Retype the rows character for character, starting from the first one and ending with the line that contains "document-title [490, 400, 890, 604]", that line included.

(Dataset entries)
»»

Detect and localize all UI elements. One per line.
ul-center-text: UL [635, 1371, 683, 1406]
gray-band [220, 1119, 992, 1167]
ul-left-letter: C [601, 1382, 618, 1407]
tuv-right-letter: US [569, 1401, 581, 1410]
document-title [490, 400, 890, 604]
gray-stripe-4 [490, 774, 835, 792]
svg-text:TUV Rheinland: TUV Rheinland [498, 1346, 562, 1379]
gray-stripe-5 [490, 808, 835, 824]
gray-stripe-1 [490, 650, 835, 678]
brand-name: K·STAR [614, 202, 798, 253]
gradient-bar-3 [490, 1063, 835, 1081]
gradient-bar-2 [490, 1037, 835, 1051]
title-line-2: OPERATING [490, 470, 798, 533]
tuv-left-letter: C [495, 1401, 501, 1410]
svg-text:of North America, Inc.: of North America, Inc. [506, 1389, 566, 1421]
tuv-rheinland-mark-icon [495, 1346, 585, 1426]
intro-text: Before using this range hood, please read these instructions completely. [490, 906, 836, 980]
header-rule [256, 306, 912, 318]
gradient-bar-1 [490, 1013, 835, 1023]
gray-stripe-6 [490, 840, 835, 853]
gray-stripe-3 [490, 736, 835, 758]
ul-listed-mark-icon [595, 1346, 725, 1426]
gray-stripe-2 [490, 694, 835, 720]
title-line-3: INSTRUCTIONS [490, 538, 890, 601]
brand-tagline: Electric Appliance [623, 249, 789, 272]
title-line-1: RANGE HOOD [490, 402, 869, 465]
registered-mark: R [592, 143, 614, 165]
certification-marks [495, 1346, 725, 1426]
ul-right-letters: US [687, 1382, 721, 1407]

««

> **Response to the exercise**
Detect and localize all UI elements. One per line.
ul-center-text: UL [635, 1371, 683, 1406]
gray-band [220, 1119, 992, 1167]
ul-left-letter: C [601, 1382, 618, 1407]
tuv-right-letter: US [569, 1401, 581, 1410]
document-title [490, 400, 890, 604]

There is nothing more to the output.